[Figure contents as structured data]
—————
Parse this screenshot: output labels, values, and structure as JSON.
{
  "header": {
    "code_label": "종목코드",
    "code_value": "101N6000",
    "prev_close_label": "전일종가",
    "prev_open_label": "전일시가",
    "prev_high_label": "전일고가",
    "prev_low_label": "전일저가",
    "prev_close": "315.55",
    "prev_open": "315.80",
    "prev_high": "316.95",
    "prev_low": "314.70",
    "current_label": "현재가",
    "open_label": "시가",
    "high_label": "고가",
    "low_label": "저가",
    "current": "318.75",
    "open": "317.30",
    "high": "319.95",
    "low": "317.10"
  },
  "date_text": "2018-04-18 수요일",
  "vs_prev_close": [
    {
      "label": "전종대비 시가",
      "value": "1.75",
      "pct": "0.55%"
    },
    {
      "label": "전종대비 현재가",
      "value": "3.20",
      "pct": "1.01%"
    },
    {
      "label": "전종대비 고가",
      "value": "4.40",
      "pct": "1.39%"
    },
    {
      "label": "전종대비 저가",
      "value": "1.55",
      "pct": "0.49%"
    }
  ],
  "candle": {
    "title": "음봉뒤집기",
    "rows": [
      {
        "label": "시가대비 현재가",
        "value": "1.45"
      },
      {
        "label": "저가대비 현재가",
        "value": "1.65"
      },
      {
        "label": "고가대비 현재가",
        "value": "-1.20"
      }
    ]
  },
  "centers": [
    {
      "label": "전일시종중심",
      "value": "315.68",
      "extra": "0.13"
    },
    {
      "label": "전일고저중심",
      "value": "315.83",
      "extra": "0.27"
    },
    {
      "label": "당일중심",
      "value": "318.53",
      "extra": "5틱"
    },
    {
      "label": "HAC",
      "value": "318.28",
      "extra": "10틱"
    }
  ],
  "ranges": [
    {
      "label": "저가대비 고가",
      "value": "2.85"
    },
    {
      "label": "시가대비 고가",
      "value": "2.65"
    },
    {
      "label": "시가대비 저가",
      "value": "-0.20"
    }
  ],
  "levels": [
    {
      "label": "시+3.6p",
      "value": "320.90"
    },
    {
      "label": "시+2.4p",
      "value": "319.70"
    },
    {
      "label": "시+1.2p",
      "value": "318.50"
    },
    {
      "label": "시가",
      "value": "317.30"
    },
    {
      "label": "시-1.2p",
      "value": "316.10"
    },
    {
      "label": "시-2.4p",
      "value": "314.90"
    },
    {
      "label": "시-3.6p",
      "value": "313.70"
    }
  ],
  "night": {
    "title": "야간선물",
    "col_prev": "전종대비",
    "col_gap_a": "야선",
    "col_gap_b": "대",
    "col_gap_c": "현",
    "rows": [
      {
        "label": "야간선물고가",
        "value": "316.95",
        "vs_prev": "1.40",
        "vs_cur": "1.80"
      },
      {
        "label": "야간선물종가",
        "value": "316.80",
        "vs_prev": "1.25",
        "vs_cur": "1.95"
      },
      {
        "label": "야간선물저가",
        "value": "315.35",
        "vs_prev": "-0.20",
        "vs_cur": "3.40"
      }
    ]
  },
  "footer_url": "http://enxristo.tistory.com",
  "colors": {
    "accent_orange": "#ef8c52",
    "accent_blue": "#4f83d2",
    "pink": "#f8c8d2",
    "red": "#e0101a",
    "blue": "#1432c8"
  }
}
—————
Direction
Collect the complete line wherever the string "시가대비" appears in the records.

Written reply
        "label": "시가대비 현재가",
      "label": "시가대비 고가",
      "label": "시가대비 저가",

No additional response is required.